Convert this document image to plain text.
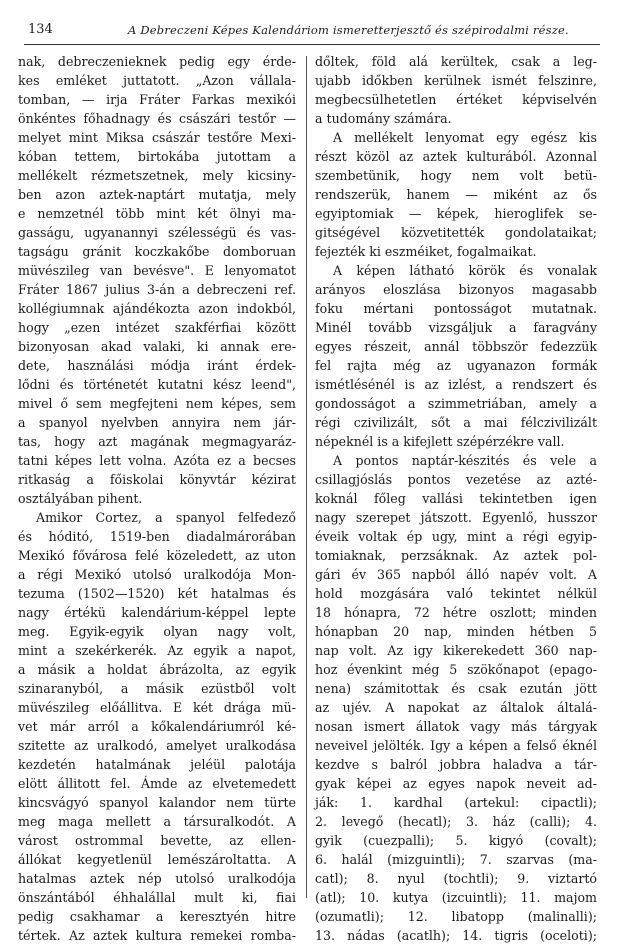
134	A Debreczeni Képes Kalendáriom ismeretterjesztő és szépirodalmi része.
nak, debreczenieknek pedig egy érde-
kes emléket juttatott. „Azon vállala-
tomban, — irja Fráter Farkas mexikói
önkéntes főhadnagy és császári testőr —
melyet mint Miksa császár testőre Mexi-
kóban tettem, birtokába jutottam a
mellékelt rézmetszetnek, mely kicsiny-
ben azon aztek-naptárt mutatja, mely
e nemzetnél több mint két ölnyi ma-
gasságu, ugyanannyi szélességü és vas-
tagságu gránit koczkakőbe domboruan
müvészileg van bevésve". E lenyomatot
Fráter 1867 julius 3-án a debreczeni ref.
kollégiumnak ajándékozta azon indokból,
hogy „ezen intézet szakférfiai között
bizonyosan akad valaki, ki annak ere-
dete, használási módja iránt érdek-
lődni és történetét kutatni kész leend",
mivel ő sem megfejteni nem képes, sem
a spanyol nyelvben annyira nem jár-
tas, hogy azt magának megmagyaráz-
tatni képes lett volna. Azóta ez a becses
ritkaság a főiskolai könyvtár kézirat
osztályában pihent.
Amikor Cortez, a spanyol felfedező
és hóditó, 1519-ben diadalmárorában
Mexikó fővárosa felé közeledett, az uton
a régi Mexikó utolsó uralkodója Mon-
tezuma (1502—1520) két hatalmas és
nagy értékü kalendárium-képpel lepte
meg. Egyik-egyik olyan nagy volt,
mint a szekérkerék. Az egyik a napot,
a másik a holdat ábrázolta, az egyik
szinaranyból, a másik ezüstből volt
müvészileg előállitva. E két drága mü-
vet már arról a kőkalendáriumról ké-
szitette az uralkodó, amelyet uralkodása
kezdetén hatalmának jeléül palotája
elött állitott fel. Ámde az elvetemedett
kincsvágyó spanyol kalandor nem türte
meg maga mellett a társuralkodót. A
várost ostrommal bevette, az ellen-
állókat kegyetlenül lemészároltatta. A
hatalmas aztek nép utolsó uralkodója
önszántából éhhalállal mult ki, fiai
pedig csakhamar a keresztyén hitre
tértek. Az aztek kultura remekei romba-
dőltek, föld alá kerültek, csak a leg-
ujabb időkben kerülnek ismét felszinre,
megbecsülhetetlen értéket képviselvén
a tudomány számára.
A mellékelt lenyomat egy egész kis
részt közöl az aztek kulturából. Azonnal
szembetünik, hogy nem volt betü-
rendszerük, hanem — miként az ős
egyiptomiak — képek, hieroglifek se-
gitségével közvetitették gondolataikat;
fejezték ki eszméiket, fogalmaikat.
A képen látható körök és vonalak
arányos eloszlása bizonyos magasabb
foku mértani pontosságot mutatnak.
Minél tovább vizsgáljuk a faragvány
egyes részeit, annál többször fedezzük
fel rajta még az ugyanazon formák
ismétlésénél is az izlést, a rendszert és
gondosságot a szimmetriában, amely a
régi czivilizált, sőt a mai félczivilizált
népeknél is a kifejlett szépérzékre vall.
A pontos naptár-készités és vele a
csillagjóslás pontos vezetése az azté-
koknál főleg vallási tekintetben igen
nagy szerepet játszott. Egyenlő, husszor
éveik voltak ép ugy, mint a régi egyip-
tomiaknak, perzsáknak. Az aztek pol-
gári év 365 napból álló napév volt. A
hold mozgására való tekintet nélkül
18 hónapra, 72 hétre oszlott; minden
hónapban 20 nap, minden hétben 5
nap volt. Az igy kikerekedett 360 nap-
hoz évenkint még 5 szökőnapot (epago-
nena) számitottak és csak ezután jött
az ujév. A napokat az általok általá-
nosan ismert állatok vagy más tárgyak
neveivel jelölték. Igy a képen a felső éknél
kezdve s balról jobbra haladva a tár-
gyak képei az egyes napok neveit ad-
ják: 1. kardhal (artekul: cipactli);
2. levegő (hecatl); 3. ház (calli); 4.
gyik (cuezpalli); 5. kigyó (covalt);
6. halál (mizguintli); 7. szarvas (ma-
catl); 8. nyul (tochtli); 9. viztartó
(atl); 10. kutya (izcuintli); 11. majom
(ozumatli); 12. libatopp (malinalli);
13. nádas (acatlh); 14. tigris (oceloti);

INSTRUCTIONS FOR THE TASK: All lines holding the word "pedig" should be picked out and copied.

SOLUTION TO THIS EXERCISE:
nak, debreczenieknek pedig egy érde-
pedig csakhamar a keresztyén hitre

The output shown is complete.